_Material for this exercise_
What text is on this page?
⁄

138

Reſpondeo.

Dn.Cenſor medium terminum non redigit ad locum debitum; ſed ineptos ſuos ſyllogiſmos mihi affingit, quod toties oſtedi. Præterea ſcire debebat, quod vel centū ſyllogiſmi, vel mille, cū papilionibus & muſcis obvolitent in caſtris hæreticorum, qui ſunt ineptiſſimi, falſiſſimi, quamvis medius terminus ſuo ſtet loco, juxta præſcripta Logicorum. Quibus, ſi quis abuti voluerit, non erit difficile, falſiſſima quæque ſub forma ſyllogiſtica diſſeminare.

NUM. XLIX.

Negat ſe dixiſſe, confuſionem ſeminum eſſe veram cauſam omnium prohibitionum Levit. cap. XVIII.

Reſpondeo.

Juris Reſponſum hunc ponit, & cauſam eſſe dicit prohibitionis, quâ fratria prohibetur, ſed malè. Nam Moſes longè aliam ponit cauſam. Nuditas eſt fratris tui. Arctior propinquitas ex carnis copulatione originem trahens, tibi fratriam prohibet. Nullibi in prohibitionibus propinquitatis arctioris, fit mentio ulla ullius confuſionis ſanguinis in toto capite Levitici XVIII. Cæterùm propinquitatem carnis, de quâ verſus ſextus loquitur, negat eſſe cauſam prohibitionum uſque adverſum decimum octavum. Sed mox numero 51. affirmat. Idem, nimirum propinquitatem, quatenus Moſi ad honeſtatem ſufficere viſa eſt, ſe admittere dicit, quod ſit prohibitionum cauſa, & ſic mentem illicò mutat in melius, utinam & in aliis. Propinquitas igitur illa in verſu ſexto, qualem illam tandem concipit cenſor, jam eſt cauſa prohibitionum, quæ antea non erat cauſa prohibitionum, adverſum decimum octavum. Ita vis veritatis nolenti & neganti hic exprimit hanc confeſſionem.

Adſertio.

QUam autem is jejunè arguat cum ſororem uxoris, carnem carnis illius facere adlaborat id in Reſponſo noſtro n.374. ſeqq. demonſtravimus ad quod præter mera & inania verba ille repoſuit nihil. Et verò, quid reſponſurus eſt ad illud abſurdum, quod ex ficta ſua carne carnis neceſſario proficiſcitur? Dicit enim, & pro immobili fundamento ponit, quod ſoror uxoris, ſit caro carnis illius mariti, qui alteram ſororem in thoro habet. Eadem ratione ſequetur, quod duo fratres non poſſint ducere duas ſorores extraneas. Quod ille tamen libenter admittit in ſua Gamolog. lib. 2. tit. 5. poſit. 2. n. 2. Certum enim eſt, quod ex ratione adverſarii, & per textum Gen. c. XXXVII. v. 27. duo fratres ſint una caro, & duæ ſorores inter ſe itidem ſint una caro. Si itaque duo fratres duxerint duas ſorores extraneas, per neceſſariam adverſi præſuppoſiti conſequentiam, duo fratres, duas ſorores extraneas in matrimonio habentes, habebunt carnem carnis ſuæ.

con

_Aim_
Each line above that includes "eſſe" should be shown.

_Response for this exercise_
Negat ſe dixiſſe, confuſionem ſeminum eſſe veram cauſam omnium prohibitionum Levit. cap. XVIII.
Juris Reſponſum hunc ponit, & cauſam eſſe dicit prohibitionis, quâ fratria prohibetur, ſed malè. Nam Moſes longè aliam ponit cauſam. Nuditas eſt fratris tui. Arctior propinquitas ex carnis copulatione originem trahens, tibi fratriam prohibet. Nullibi in prohibitionibus propinquitatis arctioris, fit mentio ulla ullius confuſionis ſanguinis in toto capite Levitici XVIII. Cæterùm propinquitatem carnis, de quâ verſus ſextus loquitur, negat eſſe cauſam prohibitionum uſque adverſum decimum octavum. Sed mox numero 51. affirmat. Idem, nimirum propinquitatem, quatenus Moſi ad honeſtatem ſufficere viſa eſt, ſe admittere dicit, quod ſit prohibitionum cauſa, & ſic mentem illicò mutat in melius, utinam & in aliis. Propinquitas igitur illa in verſu ſexto, qualem illam tandem concipit cenſor, jam eſt cauſa prohibitionum, quæ antea non erat cauſa prohibitionum, adverſum decimum octavum. Ita vis veritatis nolenti & neganti hic exprimit hanc confeſſionem.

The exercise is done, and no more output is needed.